Collected data entries:

-----

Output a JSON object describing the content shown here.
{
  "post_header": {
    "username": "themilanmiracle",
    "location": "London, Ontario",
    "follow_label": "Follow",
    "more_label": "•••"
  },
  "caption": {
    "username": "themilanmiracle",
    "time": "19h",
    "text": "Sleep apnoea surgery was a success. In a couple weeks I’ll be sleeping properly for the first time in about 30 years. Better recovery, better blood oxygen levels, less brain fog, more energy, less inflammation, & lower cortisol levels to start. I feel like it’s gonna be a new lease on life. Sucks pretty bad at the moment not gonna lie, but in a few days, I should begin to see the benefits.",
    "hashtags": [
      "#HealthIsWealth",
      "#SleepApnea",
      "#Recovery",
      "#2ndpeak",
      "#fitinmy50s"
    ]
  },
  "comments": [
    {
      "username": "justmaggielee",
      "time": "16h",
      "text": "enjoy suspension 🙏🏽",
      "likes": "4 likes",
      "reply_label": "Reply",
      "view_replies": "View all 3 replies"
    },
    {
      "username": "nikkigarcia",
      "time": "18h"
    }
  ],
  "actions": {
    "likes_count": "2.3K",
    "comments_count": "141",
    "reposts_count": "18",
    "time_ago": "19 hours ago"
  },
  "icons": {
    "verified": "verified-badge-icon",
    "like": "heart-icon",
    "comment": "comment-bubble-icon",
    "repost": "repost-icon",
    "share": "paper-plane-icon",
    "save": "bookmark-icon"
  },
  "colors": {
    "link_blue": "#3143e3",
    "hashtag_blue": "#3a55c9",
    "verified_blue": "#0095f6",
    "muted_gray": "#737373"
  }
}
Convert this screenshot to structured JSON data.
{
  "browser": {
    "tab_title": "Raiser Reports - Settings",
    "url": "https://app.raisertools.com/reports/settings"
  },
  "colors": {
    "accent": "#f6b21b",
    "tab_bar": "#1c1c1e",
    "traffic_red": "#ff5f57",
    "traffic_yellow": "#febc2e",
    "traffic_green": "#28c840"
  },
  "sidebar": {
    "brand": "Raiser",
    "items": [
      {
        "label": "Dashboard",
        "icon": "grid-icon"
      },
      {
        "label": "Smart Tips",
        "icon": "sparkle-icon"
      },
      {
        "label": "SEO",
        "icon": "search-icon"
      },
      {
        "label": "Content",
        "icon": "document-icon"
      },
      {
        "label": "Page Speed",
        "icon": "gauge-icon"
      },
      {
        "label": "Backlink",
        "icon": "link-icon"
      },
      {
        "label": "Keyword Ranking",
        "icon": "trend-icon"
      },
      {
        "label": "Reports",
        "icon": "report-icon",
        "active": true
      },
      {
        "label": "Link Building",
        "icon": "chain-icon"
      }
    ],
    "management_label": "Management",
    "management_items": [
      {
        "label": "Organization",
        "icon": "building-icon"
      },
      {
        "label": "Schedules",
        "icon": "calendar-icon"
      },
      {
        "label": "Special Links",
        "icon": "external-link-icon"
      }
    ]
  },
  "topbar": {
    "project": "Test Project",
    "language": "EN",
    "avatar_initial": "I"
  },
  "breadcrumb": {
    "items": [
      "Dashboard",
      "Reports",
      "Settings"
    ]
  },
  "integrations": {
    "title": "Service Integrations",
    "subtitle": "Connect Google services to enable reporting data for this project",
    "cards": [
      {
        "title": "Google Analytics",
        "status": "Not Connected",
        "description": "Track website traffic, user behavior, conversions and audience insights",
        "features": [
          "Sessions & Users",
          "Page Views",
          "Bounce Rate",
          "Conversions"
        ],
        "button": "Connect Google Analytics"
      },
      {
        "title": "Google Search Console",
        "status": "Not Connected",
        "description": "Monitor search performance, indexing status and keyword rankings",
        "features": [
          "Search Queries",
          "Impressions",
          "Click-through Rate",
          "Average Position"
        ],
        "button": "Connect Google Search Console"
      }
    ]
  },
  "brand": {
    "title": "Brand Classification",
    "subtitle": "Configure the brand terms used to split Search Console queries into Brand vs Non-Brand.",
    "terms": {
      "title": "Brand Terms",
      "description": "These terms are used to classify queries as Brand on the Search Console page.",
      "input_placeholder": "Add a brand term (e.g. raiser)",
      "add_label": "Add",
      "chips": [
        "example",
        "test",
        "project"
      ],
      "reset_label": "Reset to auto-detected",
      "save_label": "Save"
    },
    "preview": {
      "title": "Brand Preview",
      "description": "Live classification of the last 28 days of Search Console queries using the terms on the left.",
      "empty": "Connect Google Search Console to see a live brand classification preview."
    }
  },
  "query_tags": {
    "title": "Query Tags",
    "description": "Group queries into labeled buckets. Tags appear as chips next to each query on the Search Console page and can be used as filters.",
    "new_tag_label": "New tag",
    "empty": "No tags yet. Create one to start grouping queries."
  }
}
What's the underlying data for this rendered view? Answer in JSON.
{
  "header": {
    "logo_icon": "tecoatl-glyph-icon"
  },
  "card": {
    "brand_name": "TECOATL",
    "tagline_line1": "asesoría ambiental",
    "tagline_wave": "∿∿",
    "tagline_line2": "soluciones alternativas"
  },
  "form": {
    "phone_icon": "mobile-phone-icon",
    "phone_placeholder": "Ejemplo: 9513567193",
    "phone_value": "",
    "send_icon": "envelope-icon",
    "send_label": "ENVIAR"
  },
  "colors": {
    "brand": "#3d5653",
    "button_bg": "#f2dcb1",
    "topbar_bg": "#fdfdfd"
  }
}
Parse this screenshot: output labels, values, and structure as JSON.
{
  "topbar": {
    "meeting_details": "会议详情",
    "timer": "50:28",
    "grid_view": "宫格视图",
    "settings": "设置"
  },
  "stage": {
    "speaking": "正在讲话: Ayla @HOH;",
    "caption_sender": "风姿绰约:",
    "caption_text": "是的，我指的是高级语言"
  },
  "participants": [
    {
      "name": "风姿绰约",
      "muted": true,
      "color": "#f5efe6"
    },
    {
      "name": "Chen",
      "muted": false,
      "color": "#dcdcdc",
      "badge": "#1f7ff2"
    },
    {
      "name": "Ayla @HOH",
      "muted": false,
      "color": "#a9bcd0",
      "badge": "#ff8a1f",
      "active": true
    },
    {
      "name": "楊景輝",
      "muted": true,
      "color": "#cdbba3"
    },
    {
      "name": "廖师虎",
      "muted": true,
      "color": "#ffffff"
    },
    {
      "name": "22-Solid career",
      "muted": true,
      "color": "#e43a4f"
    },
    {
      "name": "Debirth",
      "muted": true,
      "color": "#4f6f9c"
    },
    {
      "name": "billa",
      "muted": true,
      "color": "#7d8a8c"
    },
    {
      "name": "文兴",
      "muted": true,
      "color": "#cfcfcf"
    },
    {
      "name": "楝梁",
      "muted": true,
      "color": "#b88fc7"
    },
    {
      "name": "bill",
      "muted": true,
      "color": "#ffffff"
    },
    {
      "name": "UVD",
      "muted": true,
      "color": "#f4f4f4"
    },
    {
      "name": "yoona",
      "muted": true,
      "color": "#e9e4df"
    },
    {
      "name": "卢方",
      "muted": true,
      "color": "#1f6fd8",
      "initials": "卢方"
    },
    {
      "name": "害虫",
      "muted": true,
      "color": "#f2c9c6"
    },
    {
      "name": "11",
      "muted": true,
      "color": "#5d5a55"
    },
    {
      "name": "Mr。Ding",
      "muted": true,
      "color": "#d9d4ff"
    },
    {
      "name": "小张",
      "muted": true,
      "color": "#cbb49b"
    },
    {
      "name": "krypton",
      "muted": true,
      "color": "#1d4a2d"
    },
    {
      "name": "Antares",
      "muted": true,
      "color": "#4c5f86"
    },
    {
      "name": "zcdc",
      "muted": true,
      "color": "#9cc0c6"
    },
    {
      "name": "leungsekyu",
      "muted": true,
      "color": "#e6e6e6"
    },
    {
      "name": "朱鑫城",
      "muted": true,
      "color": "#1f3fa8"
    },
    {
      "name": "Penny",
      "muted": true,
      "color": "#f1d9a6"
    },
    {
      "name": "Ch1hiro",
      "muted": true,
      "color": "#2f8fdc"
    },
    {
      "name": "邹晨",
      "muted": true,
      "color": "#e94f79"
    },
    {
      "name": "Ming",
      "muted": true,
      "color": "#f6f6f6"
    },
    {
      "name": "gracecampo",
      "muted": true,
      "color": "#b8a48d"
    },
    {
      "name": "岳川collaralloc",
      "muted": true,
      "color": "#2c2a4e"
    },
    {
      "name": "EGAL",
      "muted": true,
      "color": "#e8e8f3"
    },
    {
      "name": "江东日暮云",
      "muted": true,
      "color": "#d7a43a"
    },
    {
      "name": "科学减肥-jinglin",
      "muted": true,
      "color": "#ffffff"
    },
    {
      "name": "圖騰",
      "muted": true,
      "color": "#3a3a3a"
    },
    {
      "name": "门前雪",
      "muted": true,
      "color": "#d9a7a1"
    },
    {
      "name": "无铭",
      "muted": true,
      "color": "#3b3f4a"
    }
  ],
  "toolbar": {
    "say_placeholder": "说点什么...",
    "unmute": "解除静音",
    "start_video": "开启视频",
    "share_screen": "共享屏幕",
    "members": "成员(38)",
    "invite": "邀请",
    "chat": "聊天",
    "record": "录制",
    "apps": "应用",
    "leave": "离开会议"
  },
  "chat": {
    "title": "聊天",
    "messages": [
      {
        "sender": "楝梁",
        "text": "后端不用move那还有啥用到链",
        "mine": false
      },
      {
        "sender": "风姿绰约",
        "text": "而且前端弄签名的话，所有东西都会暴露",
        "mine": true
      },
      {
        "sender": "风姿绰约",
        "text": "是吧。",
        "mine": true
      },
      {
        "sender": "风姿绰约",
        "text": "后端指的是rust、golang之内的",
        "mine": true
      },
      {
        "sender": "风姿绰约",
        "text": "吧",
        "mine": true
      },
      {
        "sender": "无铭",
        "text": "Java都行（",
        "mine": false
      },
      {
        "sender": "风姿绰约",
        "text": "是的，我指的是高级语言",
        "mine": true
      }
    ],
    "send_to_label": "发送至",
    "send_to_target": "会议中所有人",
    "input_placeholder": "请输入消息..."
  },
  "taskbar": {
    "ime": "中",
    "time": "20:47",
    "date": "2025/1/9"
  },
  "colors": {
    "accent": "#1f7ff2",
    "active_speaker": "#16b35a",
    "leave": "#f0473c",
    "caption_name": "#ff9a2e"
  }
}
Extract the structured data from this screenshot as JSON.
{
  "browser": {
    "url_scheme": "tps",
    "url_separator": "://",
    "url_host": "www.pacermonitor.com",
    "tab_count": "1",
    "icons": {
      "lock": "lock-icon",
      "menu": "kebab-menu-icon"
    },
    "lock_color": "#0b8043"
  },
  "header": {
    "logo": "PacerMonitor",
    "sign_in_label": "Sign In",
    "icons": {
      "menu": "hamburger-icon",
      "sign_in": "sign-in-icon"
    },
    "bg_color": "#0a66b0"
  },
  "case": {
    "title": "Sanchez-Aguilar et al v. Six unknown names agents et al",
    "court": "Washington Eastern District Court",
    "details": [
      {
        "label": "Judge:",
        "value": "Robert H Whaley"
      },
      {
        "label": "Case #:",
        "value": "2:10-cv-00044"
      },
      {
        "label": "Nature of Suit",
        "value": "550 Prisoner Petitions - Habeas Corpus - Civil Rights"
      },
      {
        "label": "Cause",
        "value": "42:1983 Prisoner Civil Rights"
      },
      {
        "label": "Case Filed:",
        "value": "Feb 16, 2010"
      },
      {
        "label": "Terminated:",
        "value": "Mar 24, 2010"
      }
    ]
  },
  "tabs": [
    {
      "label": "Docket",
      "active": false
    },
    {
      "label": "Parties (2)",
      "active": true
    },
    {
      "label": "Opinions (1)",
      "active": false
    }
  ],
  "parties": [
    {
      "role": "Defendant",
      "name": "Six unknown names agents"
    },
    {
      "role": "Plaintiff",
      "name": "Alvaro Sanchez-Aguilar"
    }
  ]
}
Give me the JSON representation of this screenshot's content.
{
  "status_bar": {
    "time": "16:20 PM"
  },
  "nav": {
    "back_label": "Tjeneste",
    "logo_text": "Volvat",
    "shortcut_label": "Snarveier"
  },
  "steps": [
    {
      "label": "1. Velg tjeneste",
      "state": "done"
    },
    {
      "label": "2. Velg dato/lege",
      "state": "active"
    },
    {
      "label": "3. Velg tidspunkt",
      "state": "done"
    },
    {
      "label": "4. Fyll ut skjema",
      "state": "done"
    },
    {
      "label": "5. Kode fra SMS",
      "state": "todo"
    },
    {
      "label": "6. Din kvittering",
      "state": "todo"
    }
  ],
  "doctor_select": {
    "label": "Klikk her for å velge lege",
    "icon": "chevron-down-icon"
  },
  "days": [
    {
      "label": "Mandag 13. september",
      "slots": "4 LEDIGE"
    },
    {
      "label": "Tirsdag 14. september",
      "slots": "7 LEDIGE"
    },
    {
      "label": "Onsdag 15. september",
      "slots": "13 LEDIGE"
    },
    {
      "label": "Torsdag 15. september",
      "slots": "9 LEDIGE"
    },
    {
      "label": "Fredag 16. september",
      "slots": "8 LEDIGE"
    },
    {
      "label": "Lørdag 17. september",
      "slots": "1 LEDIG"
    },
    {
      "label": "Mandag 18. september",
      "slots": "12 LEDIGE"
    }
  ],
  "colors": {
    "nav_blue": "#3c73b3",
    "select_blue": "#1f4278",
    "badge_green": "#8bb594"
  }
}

-----

- **Instructions for the task**:
For the entries above, state how many lines contain the word "Ayla". Provide the number by itself.

- **Answer to this exercise**:
2